Your task:
Omit every picture, then give all the entries again exactly.

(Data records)
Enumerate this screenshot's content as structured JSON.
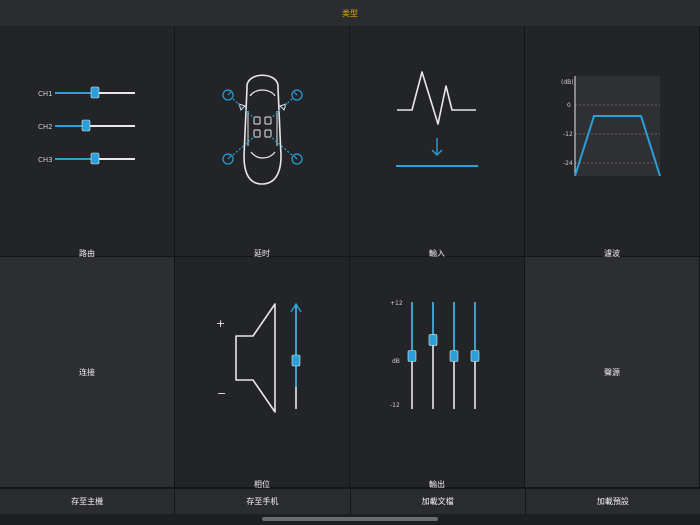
{
  "title": "类型",
  "cells": {
    "routing": {
      "label": "路由",
      "channels": [
        {
          "name": "CH1",
          "level": 0.5
        },
        {
          "name": "CH2",
          "level": 0.4
        },
        {
          "name": "CH3",
          "level": 0.5
        }
      ]
    },
    "delay": {
      "label": "延时"
    },
    "input": {
      "label": "輸入"
    },
    "filter": {
      "label": "濾波",
      "unit": "(dB)",
      "ticks": [
        "0",
        "-12",
        "-24"
      ]
    },
    "connect": {
      "label": "连接"
    },
    "phase": {
      "label": "相位",
      "plus": "+",
      "minus": "−"
    },
    "output": {
      "label": "輸出",
      "top_tick": "+12",
      "mid_tick": "dB",
      "bottom_tick": "-12",
      "levels": [
        0.5,
        0.35,
        0.5,
        0.5
      ]
    },
    "source": {
      "label": "聲源"
    }
  },
  "bottom": {
    "save_host": "存至主機",
    "save_phone": "存至手机",
    "load_file": "加載文檔",
    "load_preset": "加載預設"
  },
  "colors": {
    "accent": "#2a9fd8",
    "title": "#e0a800"
  }
}
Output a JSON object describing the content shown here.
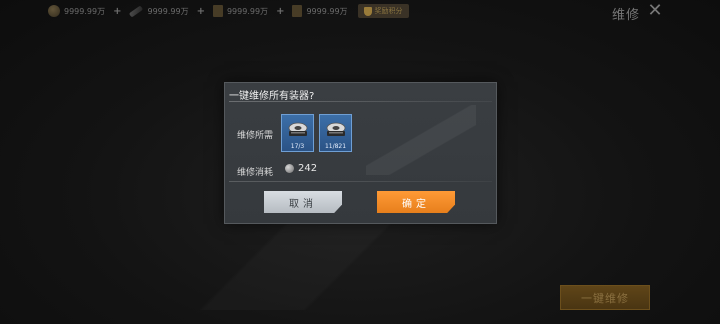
{
  "topbar": {
    "resources": [
      {
        "icon": "gold-coin-icon",
        "value": "9999.99万"
      },
      {
        "icon": "rifle-icon",
        "value": "9999.99万"
      },
      {
        "icon": "medkit-icon",
        "value": "9999.99万"
      },
      {
        "icon": "medal-icon",
        "value": "9999.99万"
      }
    ],
    "reward_label": "奖励积分"
  },
  "header": {
    "title": "维修",
    "close_icon": "close-icon"
  },
  "background": {
    "repair_all_button": "一键维修"
  },
  "dialog": {
    "title": "一键维修所有装器?",
    "required_label": "维修所需",
    "items": [
      {
        "icon": "repair-part-icon",
        "count": "17/3"
      },
      {
        "icon": "repair-part-icon",
        "count": "11/821"
      }
    ],
    "cost_label": "维修消耗",
    "cost_icon": "silver-coin-icon",
    "cost_value": "242",
    "cancel_label": "取消",
    "confirm_label": "确定"
  },
  "colors": {
    "confirm": "#f08a27",
    "cancel": "#c9cfd4",
    "item_bg": "#3563a0",
    "dialog_bg": "#383c40"
  }
}
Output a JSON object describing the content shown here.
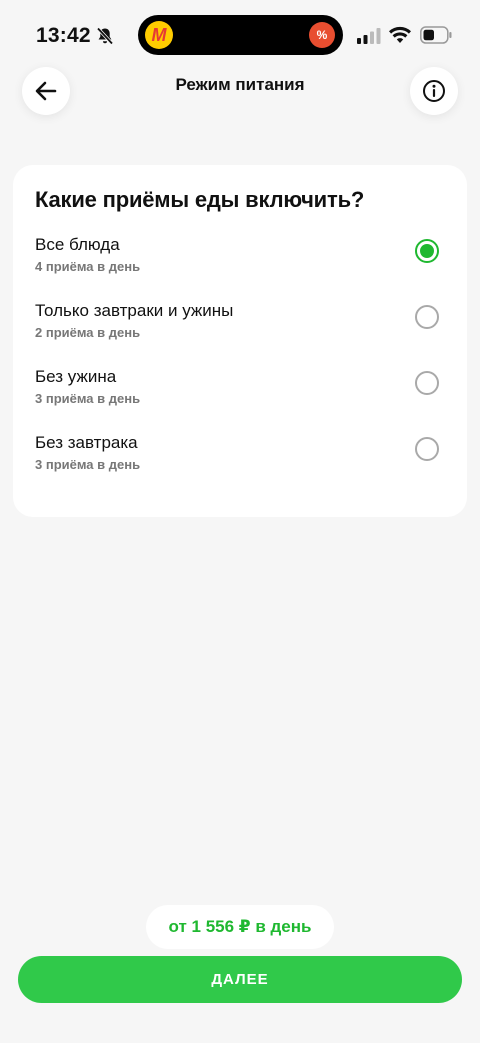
{
  "status_bar": {
    "time": "13:42",
    "promo_icon": "%"
  },
  "header": {
    "title": "Режим питания"
  },
  "card": {
    "title": "Какие приёмы еды включить?",
    "options": [
      {
        "label": "Все блюда",
        "sub": "4 приёма в день",
        "selected": true
      },
      {
        "label": "Только завтраки и ужины",
        "sub": "2 приёма в день",
        "selected": false
      },
      {
        "label": "Без ужина",
        "sub": "3 приёма в день",
        "selected": false
      },
      {
        "label": "Без завтрака",
        "sub": "3 приёма в день",
        "selected": false
      }
    ]
  },
  "footer": {
    "price": "от 1 556 ₽ в день",
    "next_label": "ДАЛЕЕ"
  },
  "colors": {
    "accent": "#30c94a",
    "price_text": "#1fb830",
    "background": "#f6f6f6"
  }
}
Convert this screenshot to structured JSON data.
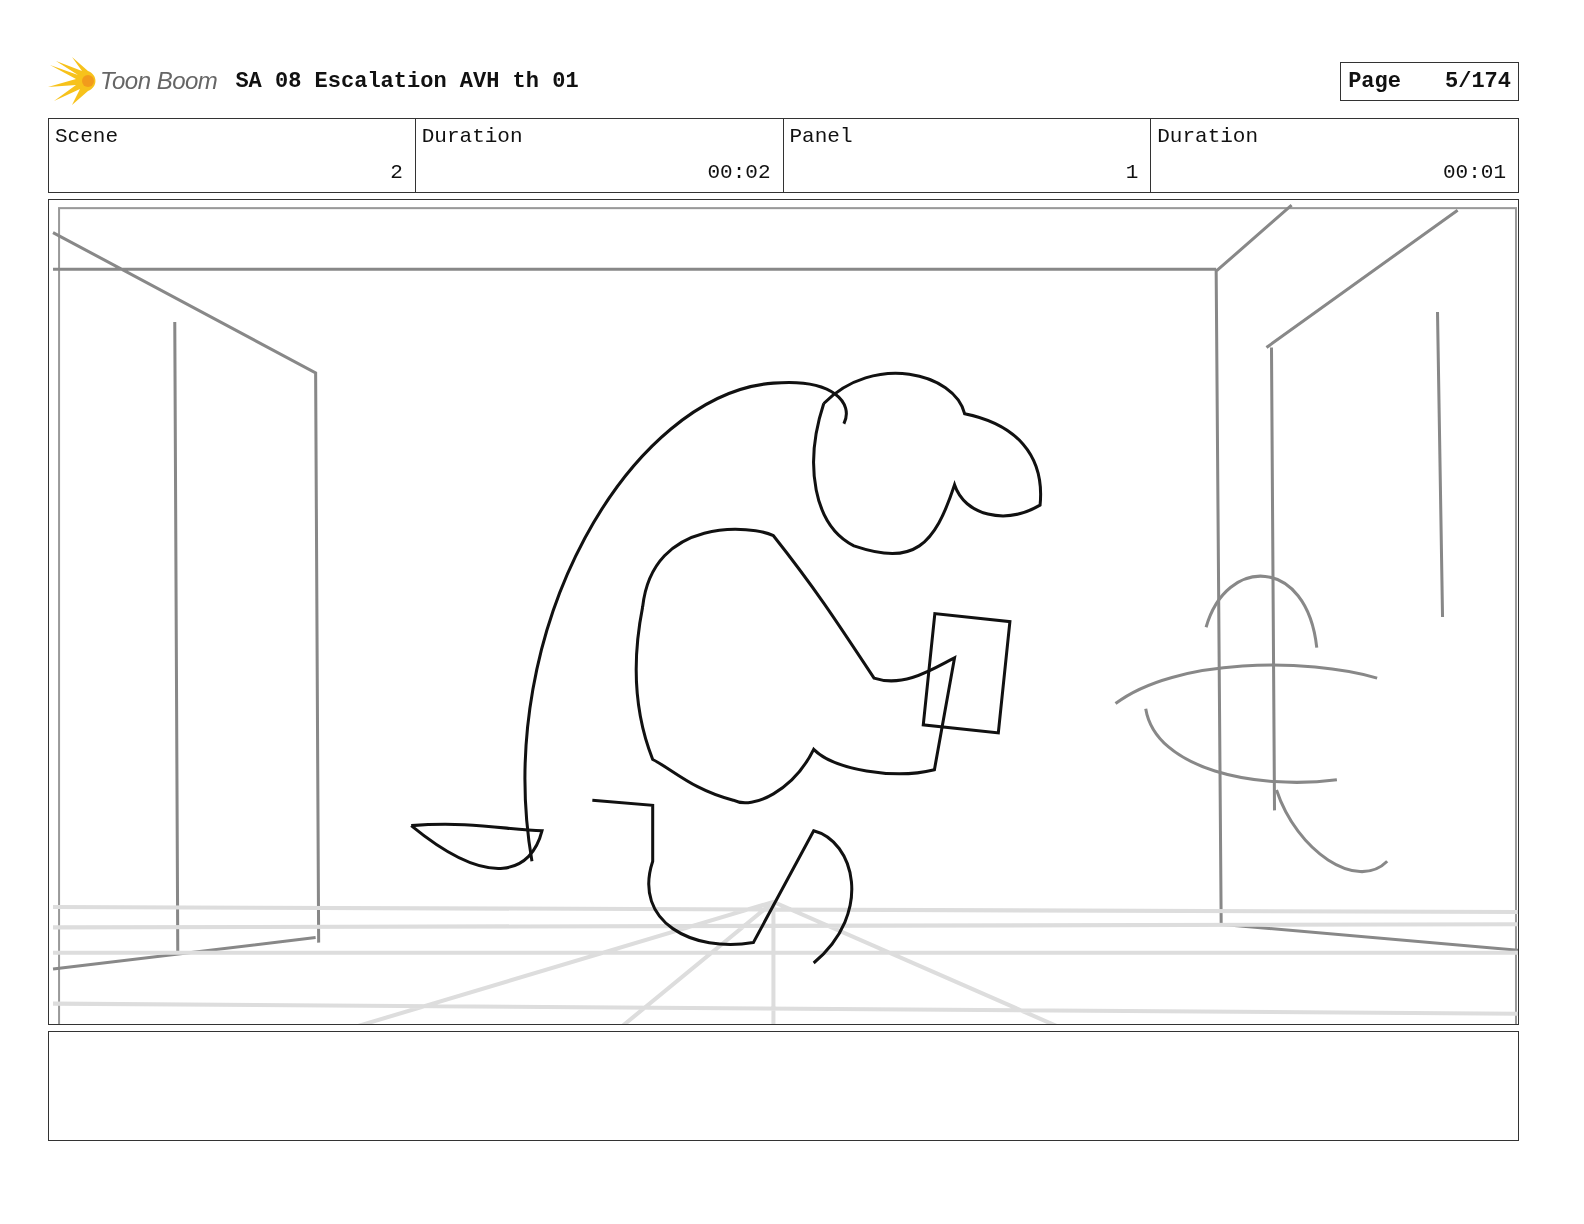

Answer:
Enumerate this screenshot's content as structured JSON.
{
  "title": "类型",
  "cells": {
    "routing": {
      "label": "路由",
      "channels": [
        {
          "name": "CH1",
          "level": 0.5
        },
        {
          "name": "CH2",
          "level": 0.4
        },
        {
          "name": "CH3",
          "level": 0.5
        }
      ]
    },
    "delay": {
      "label": "延时"
    },
    "input": {
      "label": "輸入"
    },
    "filter": {
      "label": "濾波",
      "unit": "(dB)",
      "ticks": [
        "0",
        "-12",
        "-24"
      ]
    },
    "connect": {
      "label": "连接"
    },
    "phase": {
      "label": "相位",
      "plus": "+",
      "minus": "−"
    },
    "output": {
      "label": "輸出",
      "top_tick": "+12",
      "mid_tick": "dB",
      "bottom_tick": "-12",
      "levels": [
        0.5,
        0.35,
        0.5,
        0.5
      ]
    },
    "source": {
      "label": "聲源"
    }
  },
  "bottom": {
    "save_host": "存至主機",
    "save_phone": "存至手机",
    "load_file": "加載文檔",
    "load_preset": "加載預設"
  },
  "colors": {
    "accent": "#2a9fd8",
    "title": "#e0a800"
  }
}
Output a JSON object describing the content shown here.
{
  "topbar": {
    "resources": [
      {
        "icon": "gold-coin-icon",
        "value": "9999.99万"
      },
      {
        "icon": "rifle-icon",
        "value": "9999.99万"
      },
      {
        "icon": "medkit-icon",
        "value": "9999.99万"
      },
      {
        "icon": "medal-icon",
        "value": "9999.99万"
      }
    ],
    "reward_label": "奖励积分"
  },
  "header": {
    "title": "维修",
    "close_icon": "close-icon"
  },
  "background": {
    "repair_all_button": "一键维修"
  },
  "dialog": {
    "title": "一键维修所有装器?",
    "required_label": "维修所需",
    "items": [
      {
        "icon": "repair-part-icon",
        "count": "17/3"
      },
      {
        "icon": "repair-part-icon",
        "count": "11/821"
      }
    ],
    "cost_label": "维修消耗",
    "cost_icon": "silver-coin-icon",
    "cost_value": "242",
    "cancel_label": "取消",
    "confirm_label": "确定"
  },
  "colors": {
    "confirm": "#f08a27",
    "cancel": "#c9cfd4",
    "item_bg": "#3563a0",
    "dialog_bg": "#383c40"
  }
}
Output a JSON object describing the content shown here.
{
  "status_bar": {
    "time": "13:42",
    "promo_icon": "%"
  },
  "header": {
    "title": "Режим питания"
  },
  "card": {
    "title": "Какие приёмы еды включить?",
    "options": [
      {
        "label": "Все блюда",
        "sub": "4 приёма в день",
        "selected": true
      },
      {
        "label": "Только завтраки и ужины",
        "sub": "2 приёма в день",
        "selected": false
      },
      {
        "label": "Без ужина",
        "sub": "3 приёма в день",
        "selected": false
      },
      {
        "label": "Без завтрака",
        "sub": "3 приёма в день",
        "selected": false
      }
    ]
  },
  "footer": {
    "price": "от 1 556 ₽ в день",
    "next_label": "ДАЛЕЕ"
  },
  "colors": {
    "accent": "#30c94a",
    "price_text": "#1fb830",
    "background": "#f6f6f6"
  }
}
Convert this screenshot to structured JSON data.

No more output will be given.